-------- Data entries

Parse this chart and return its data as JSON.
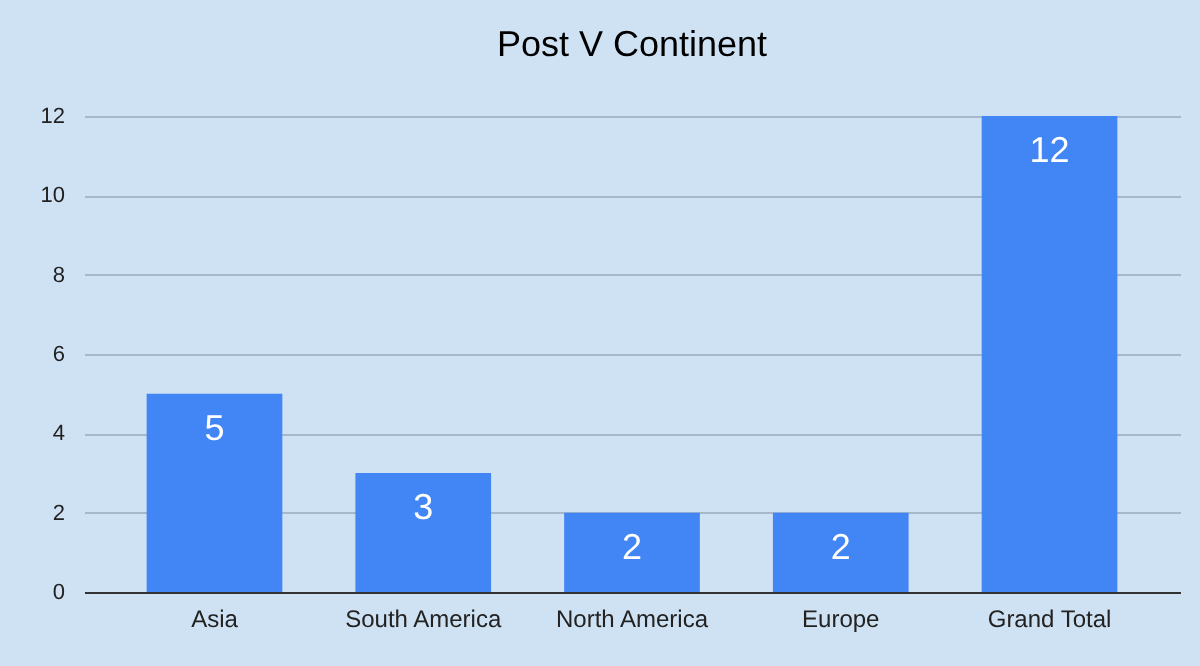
{
  "chart_data": {
    "type": "bar",
    "title": "Post V Continent",
    "categories": [
      "Asia",
      "South America",
      "North America",
      "Europe",
      "Grand Total"
    ],
    "values": [
      5,
      3,
      2,
      2,
      12
    ],
    "color": "#4285f4",
    "ylim": [
      0,
      12
    ],
    "yticks": [
      0,
      2,
      4,
      6,
      8,
      10,
      12
    ],
    "grid": "y",
    "data_labels": true
  }
}
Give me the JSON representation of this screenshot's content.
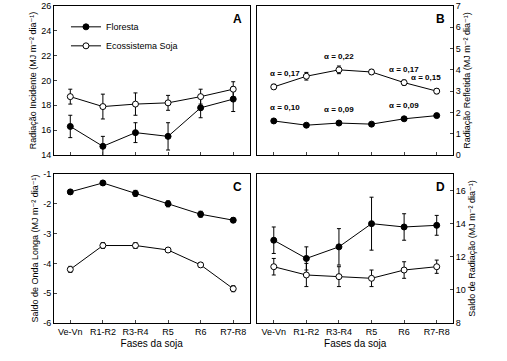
{
  "chart_data": [
    {
      "type": "line",
      "title": "A",
      "categories": [
        "Ve-Vn",
        "R1-R2",
        "R3-R4",
        "R5",
        "R6",
        "R7-R8"
      ],
      "ylabel": "Radiação Incidente (MJ m⁻² dia⁻¹)",
      "ylim": [
        14,
        26
      ],
      "yticks": [
        14,
        16,
        18,
        20,
        22,
        24,
        26
      ],
      "tick_labels": "y",
      "legend": "upper left",
      "series": [
        {
          "name": "Floresta",
          "color": "#000000",
          "marker": "circle",
          "values": [
            16.3,
            14.7,
            15.8,
            15.5,
            17.8,
            18.5
          ],
          "errors": [
            0.9,
            0.8,
            0.8,
            1.1,
            0.8,
            1.0
          ]
        },
        {
          "name": "Ecossistema Soja",
          "color": "#000000",
          "marker": "circle-open",
          "values": [
            18.7,
            17.9,
            18.1,
            18.2,
            18.7,
            19.3
          ],
          "errors": [
            0.6,
            1.0,
            0.9,
            0.6,
            0.6,
            0.6
          ]
        }
      ]
    },
    {
      "type": "line",
      "title": "B",
      "categories": [
        "Ve-Vn",
        "R1-R2",
        "R3-R4",
        "R5",
        "R6",
        "R7-R8"
      ],
      "ylabel": "Radiação Refletida (MJ m⁻² dia⁻¹)",
      "ylim": [
        0,
        7
      ],
      "yticks": [
        0,
        1,
        2,
        3,
        4,
        5,
        6,
        7
      ],
      "tick_labels": "y",
      "series": [
        {
          "name": "Floresta",
          "color": "#000000",
          "marker": "circle",
          "values": [
            1.6,
            1.4,
            1.5,
            1.45,
            1.7,
            1.85
          ],
          "errors": [
            0.08,
            0.08,
            0.08,
            0.08,
            0.08,
            0.08
          ]
        },
        {
          "name": "Ecossistema Soja",
          "color": "#000000",
          "marker": "circle-open",
          "values": [
            3.2,
            3.7,
            4.0,
            3.9,
            3.4,
            3.0
          ],
          "errors": [
            0.12,
            0.18,
            0.18,
            0.12,
            0.12,
            0.12
          ]
        }
      ],
      "annotations": [
        {
          "series": "Ecossistema Soja",
          "category": "Ve-Vn",
          "text": "α = 0,17"
        },
        {
          "series": "Ecossistema Soja",
          "category": "R3-R4",
          "text": "α = 0,22"
        },
        {
          "series": "Ecossistema Soja",
          "category": "R6",
          "text": "α = 0,17"
        },
        {
          "series": "Ecossistema Soja",
          "category": "R7-R8",
          "text": "α = 0,15"
        },
        {
          "series": "Floresta",
          "category": "Ve-Vn",
          "text": "α = 0,10"
        },
        {
          "series": "Floresta",
          "category": "R3-R4",
          "text": "α = 0,09"
        },
        {
          "series": "Floresta",
          "category": "R6",
          "text": "α = 0,09"
        }
      ]
    },
    {
      "type": "line",
      "title": "C",
      "categories": [
        "Ve-Vn",
        "R1-R2",
        "R3-R4",
        "R5",
        "R6",
        "R7-R8"
      ],
      "xlabel": "Fases da soja",
      "ylabel": "Saldo de Onda Longa (MJ m⁻² dia⁻¹)",
      "ylim": [
        -6,
        -1
      ],
      "yticks": [
        -6,
        -5,
        -4,
        -3,
        -2,
        -1
      ],
      "series": [
        {
          "name": "Floresta",
          "color": "#000000",
          "marker": "circle",
          "values": [
            -1.6,
            -1.3,
            -1.65,
            -2.0,
            -2.35,
            -2.55
          ],
          "errors": [
            0.07,
            0.08,
            0.1,
            0.1,
            0.1,
            0.08
          ]
        },
        {
          "name": "Ecossistema Soja",
          "color": "#000000",
          "marker": "circle-open",
          "values": [
            -4.2,
            -3.4,
            -3.4,
            -3.55,
            -4.05,
            -4.85
          ],
          "errors": [
            0.1,
            0.1,
            0.1,
            0.08,
            0.08,
            0.1
          ]
        }
      ]
    },
    {
      "type": "line",
      "title": "D",
      "categories": [
        "Ve-Vn",
        "R1-R2",
        "R3-R4",
        "R5",
        "R6",
        "R7-R8"
      ],
      "xlabel": "Fases da soja",
      "ylabel": "Saldo de Radiação (MJ m⁻² dia⁻¹)",
      "ylim": [
        8,
        17
      ],
      "yticks": [
        8,
        10,
        12,
        14,
        16
      ],
      "series": [
        {
          "name": "Floresta",
          "color": "#000000",
          "marker": "circle",
          "values": [
            13.0,
            11.9,
            12.6,
            14.0,
            13.8,
            13.9
          ],
          "errors": [
            0.8,
            0.7,
            1.1,
            1.6,
            0.8,
            0.6
          ]
        },
        {
          "name": "Ecossistema Soja",
          "color": "#000000",
          "marker": "circle-open",
          "values": [
            11.4,
            10.9,
            10.8,
            10.7,
            11.2,
            11.4
          ],
          "errors": [
            0.5,
            0.7,
            0.6,
            0.5,
            0.5,
            0.4
          ]
        }
      ]
    }
  ]
}
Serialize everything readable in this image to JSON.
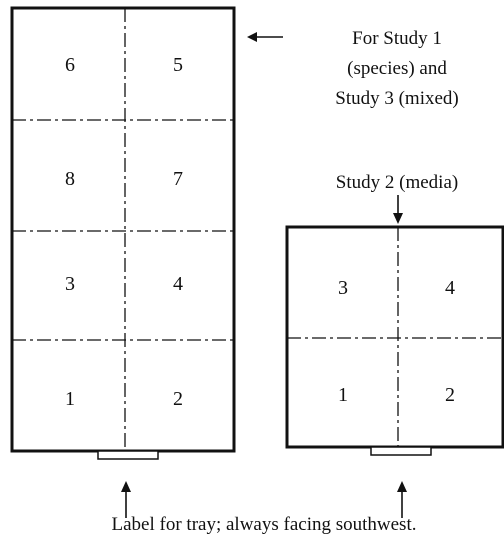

----------------

## Directions
Extract all lines from the data in which "text" is found.

## The completed task
          "text": "α = 0,17"
          "text": "α = 0,22"
          "text": "α = 0,17"
          "text": "α = 0,15"
          "text": "α = 0,10"
          "text": "α = 0,09"
          "text": "α = 0,09"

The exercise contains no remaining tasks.